In the material below, find each line holding the string "страница" and copy it.

* start *

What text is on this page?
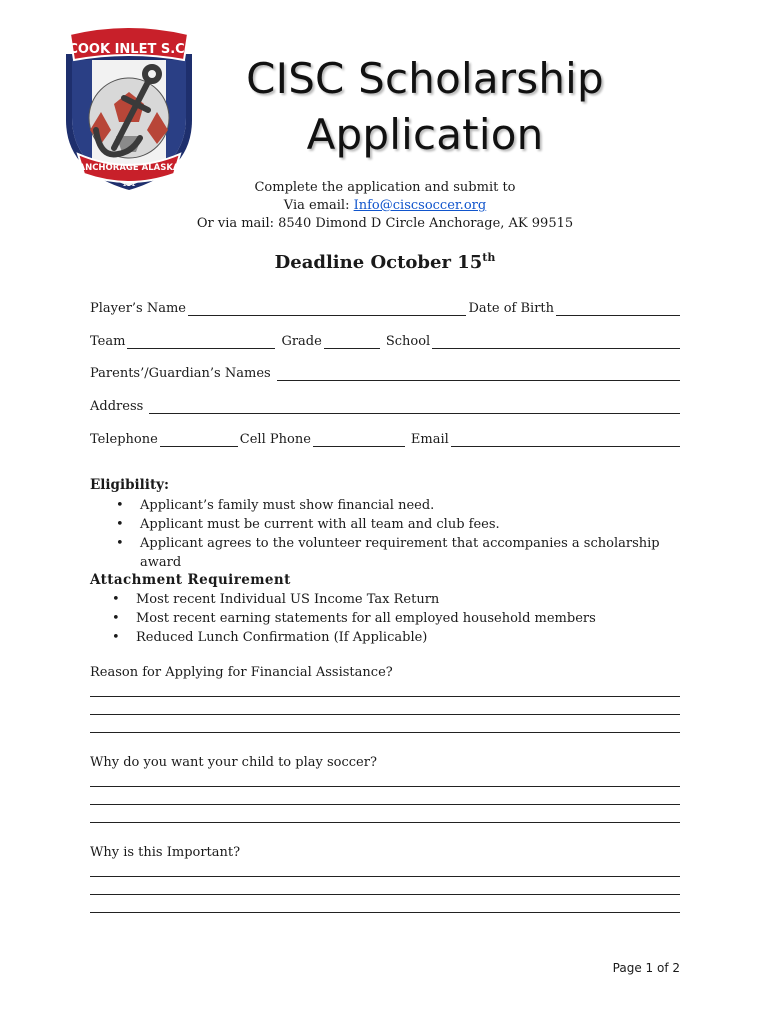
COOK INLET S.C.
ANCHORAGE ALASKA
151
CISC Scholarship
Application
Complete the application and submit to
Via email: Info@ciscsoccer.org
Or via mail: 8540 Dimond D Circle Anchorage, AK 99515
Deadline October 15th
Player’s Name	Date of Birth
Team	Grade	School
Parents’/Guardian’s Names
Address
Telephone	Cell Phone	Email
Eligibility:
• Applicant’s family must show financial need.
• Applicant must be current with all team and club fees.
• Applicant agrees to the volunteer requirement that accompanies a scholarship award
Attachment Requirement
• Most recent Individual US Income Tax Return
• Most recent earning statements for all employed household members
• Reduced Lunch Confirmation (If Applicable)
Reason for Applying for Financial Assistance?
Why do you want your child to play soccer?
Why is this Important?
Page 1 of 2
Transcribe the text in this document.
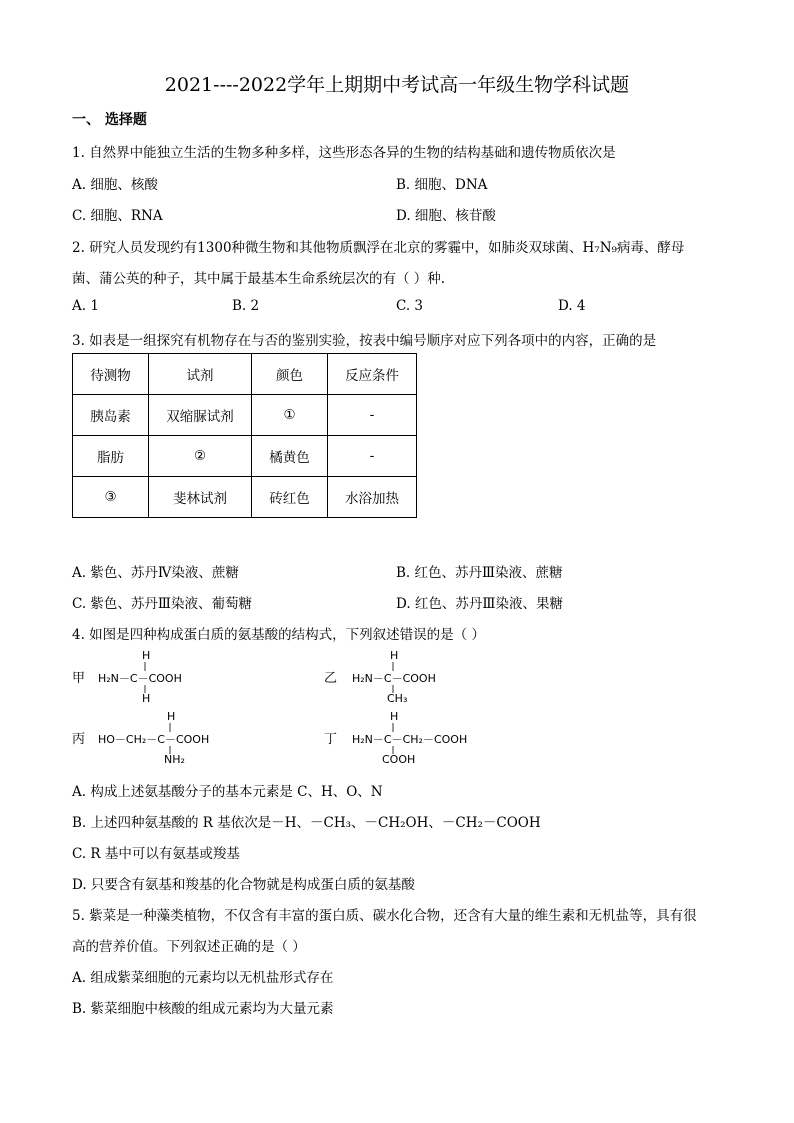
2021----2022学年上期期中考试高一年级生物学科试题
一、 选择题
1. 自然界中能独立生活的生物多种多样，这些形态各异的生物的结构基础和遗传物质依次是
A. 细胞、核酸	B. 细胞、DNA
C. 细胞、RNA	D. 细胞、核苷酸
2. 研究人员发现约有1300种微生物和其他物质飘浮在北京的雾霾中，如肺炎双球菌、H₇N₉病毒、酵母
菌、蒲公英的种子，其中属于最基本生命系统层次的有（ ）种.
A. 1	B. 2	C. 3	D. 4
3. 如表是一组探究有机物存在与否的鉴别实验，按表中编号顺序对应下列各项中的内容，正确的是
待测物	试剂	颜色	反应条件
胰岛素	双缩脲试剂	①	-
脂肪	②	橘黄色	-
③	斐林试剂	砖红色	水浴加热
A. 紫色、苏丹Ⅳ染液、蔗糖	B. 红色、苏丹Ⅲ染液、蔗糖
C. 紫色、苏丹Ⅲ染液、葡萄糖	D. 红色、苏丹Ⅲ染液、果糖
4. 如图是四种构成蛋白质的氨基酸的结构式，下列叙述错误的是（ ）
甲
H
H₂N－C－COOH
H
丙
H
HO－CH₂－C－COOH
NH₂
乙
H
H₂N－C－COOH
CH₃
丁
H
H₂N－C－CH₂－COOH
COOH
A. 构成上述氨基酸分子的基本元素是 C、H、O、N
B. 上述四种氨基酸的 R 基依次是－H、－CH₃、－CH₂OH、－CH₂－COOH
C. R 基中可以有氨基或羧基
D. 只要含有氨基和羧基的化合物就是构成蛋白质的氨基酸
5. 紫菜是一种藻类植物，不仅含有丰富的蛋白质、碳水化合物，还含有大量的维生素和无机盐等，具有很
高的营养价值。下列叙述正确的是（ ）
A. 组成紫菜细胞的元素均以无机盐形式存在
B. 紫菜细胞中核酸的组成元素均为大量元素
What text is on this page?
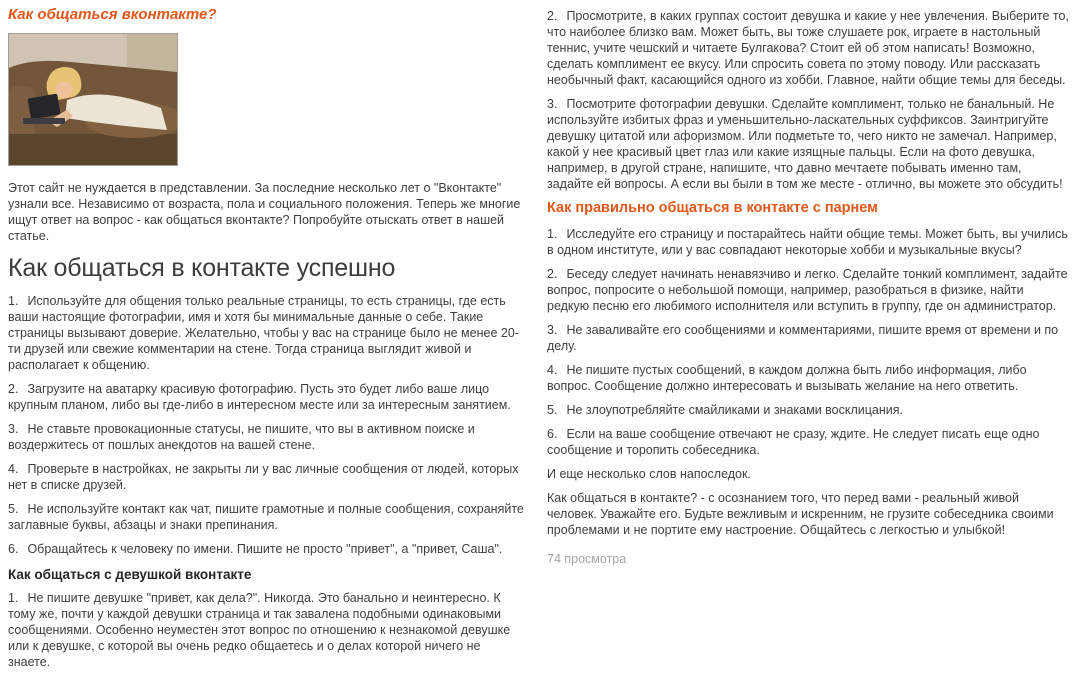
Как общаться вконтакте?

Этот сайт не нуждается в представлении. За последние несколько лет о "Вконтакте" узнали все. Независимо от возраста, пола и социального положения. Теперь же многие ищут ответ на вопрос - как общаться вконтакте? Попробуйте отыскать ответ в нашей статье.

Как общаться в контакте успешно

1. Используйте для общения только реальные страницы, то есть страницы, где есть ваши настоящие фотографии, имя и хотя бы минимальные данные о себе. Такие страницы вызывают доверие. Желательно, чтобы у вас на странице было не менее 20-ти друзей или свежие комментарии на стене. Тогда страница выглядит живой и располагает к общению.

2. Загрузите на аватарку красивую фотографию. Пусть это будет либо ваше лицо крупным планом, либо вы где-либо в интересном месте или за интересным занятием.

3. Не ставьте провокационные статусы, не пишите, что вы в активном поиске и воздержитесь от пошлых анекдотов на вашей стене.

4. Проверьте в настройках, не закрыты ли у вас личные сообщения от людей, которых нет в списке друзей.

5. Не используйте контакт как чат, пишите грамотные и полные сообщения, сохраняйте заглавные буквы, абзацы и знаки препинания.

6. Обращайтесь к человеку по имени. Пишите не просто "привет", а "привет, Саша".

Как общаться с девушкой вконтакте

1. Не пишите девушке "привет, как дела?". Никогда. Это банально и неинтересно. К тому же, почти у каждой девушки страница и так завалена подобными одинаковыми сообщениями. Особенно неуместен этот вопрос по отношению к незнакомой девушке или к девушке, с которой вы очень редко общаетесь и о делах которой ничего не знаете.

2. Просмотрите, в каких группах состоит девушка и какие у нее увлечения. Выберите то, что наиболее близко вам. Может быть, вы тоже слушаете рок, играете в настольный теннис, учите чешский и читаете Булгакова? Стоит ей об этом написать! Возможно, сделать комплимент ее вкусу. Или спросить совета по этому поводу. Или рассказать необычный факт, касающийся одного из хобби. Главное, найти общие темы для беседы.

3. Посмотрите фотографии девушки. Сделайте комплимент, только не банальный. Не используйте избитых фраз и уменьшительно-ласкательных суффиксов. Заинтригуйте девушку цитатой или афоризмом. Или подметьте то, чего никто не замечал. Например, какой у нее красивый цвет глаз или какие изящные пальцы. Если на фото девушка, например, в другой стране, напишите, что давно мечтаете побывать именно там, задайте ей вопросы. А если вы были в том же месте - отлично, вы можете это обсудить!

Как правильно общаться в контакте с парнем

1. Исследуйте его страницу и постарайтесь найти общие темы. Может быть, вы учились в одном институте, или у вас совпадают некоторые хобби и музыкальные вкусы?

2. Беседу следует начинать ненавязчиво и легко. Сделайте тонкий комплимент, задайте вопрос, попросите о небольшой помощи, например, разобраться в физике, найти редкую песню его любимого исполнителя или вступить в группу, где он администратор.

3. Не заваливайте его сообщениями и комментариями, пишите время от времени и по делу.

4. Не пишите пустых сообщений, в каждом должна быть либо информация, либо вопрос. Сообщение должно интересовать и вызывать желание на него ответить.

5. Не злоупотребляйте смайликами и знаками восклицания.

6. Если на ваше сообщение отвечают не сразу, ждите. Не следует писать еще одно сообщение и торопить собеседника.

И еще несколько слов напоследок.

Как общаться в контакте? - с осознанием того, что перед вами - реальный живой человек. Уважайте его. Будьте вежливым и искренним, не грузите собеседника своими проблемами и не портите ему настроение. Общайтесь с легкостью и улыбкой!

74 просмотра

* end *
* start *

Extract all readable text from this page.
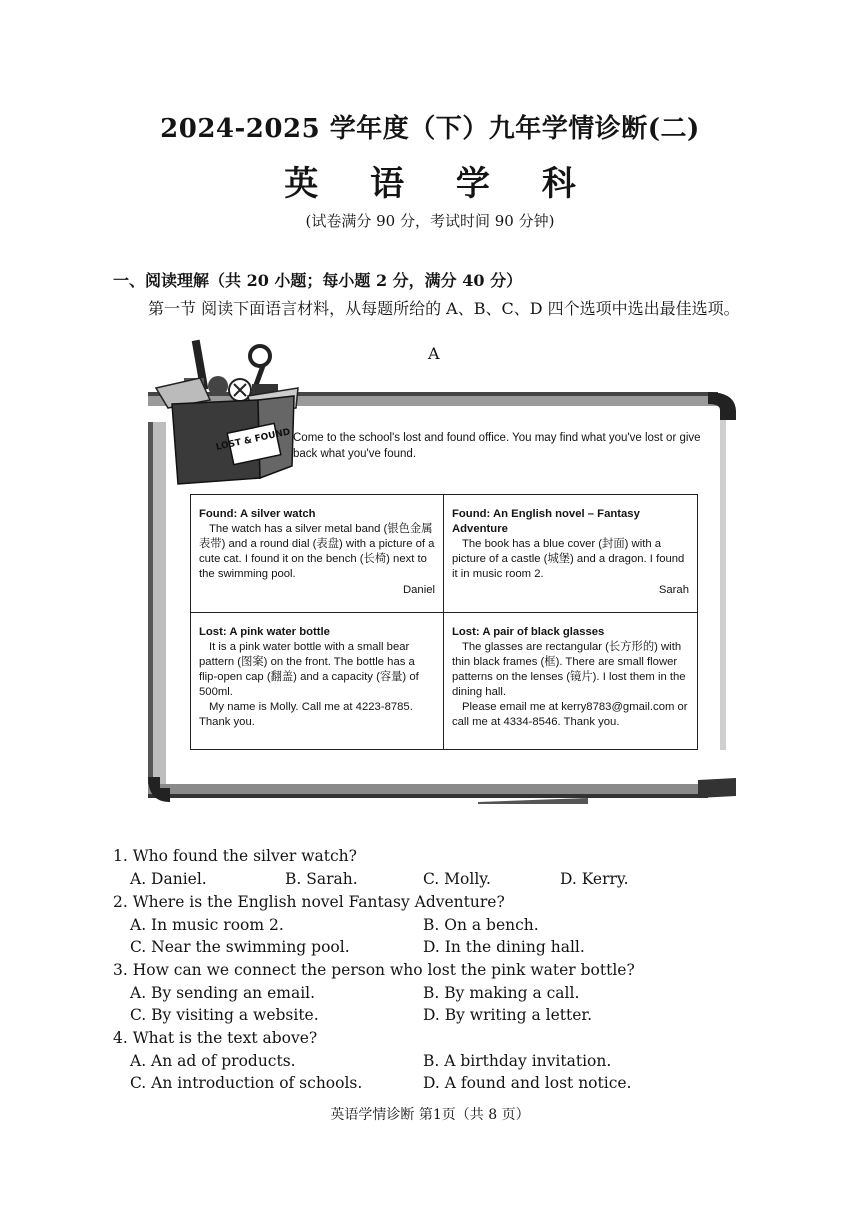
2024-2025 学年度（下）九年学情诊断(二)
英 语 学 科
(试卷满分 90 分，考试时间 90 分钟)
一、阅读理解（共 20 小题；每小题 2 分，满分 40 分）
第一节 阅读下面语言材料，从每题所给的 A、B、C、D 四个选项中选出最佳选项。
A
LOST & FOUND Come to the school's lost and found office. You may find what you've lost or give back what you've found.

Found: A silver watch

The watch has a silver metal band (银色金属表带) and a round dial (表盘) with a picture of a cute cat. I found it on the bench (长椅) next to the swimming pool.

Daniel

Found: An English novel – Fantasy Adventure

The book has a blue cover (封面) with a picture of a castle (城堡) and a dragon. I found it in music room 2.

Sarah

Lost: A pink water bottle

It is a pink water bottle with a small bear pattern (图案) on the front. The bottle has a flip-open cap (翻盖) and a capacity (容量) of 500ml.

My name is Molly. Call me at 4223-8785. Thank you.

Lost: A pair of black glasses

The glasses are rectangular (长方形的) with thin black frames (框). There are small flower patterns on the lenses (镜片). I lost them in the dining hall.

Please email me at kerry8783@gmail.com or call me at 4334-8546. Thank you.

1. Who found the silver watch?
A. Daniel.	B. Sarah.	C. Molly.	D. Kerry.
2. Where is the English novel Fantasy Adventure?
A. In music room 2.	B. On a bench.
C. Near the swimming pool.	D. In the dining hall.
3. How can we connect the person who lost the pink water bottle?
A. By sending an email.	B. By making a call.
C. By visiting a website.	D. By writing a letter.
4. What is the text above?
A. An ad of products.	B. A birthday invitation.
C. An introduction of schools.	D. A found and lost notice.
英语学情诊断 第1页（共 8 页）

* end *
* start *

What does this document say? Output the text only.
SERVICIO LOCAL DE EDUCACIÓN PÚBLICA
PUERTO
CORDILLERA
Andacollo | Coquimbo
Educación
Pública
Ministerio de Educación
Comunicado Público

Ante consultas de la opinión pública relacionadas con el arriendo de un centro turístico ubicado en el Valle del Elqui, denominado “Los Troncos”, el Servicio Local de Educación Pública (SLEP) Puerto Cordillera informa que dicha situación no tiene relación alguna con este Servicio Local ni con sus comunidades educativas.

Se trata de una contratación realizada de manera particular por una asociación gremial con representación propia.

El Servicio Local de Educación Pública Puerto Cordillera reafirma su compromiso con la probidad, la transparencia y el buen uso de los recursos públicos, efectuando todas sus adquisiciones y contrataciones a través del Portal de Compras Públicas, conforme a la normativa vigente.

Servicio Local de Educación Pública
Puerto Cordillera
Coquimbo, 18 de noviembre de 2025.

* end *

**Written reply**
1. Используйте для общения только реальные страницы, то есть страницы, где есть ваши настоящие фотографии, имя и хотя бы минимальные данные о себе. Такие страницы вызывают доверие. Желательно, чтобы у вас на странице было не менее 20-ти друзей или свежие комментарии на стене. Тогда страница выглядит живой и располагает к общению.
1. Не пишите девушке "привет, как дела?". Никогда. Это банально и неинтересно. К тому же, почти у каждой девушки страница и так завалена подобными одинаковыми сообщениями. Особенно неуместен этот вопрос по отношению к незнакомой девушке или к девушке, с которой вы очень редко общаетесь и о делах которой ничего не знаете.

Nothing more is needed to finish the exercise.